### Exercise
Output the entries below exactly as written, omitting pictures.

### Provided records

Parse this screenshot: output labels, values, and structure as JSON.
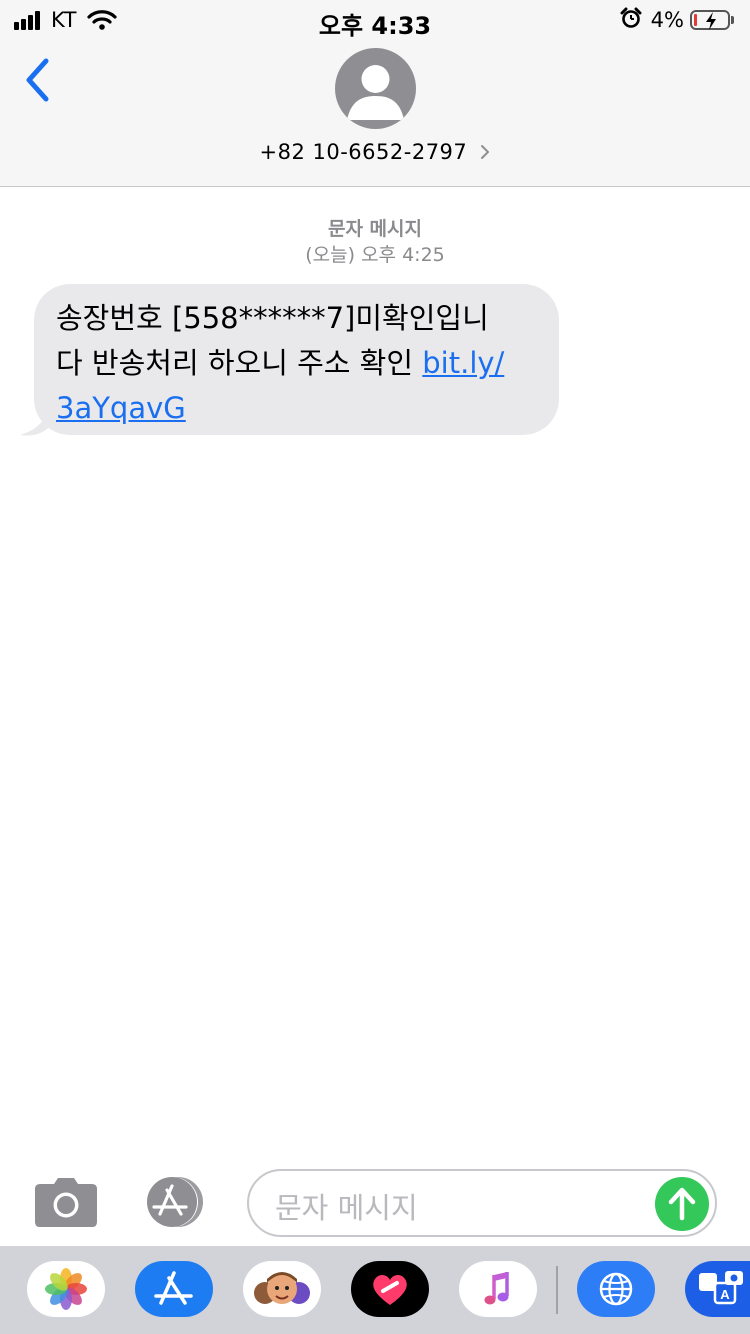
{
  "status_bar": {
    "carrier": "KT",
    "time": "오후 4:33",
    "battery_percent": "4%",
    "battery_level": 0.04,
    "icons": [
      "signal-icon",
      "wifi-icon",
      "alarm-icon",
      "battery-charging-icon"
    ]
  },
  "header": {
    "contact": "+82 10-6652-2797",
    "icons": [
      "back-chevron-icon",
      "avatar-icon",
      "chevron-right-icon"
    ]
  },
  "thread": {
    "message_type": "문자 메시지",
    "timestamp": "(오늘) 오후 4:25",
    "message": {
      "line1": "송장번호 [558******7]미확인입니",
      "line2_text": "다 반송처리 하오니 주소 확인 ",
      "link_part1": "bit.ly/",
      "link_part2": "3aYqavG"
    }
  },
  "input": {
    "placeholder": "문자 메시지",
    "icons": [
      "camera-icon",
      "app-store-icon",
      "send-arrow-icon"
    ]
  },
  "app_drawer": {
    "apps": [
      "photos-app-icon",
      "app-store-app-icon",
      "memoji-app-icon",
      "digital-touch-app-icon",
      "music-app-icon",
      "web-search-app-icon",
      "translate-app-icon"
    ]
  },
  "colors": {
    "accent": "#1a6ff0",
    "send": "#34c759",
    "bubble": "#e9e9eb",
    "header_bg": "#f6f6f6",
    "drawer_bg": "#d1d3d8"
  }
}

### Response to the task
Parse this screenshot: output labels, values, and structure as JSON.
{
  "status_bar": {
    "carrier": "KT",
    "time": "오후 4:33",
    "battery_percent": "4%",
    "battery_level": 0.04,
    "icons": [
      "signal-icon",
      "wifi-icon",
      "alarm-icon",
      "battery-charging-icon"
    ]
  },
  "header": {
    "contact": "+82 10-6652-2797",
    "icons": [
      "back-chevron-icon",
      "avatar-icon",
      "chevron-right-icon"
    ]
  },
  "thread": {
    "message_type": "문자 메시지",
    "timestamp": "(오늘) 오후 4:25",
    "message": {
      "line1": "송장번호 [558******7]미확인입니",
      "line2_text": "다 반송처리 하오니 주소 확인 ",
      "link_part1": "bit.ly/",
      "link_part2": "3aYqavG"
    }
  },
  "input": {
    "placeholder": "문자 메시지",
    "icons": [
      "camera-icon",
      "app-store-icon",
      "send-arrow-icon"
    ]
  },
  "app_drawer": {
    "apps": [
      "photos-app-icon",
      "app-store-app-icon",
      "memoji-app-icon",
      "digital-touch-app-icon",
      "music-app-icon",
      "web-search-app-icon",
      "translate-app-icon"
    ]
  },
  "colors": {
    "accent": "#1a6ff0",
    "send": "#34c759",
    "bubble": "#e9e9eb",
    "header_bg": "#f6f6f6",
    "drawer_bg": "#d1d3d8"
  }
}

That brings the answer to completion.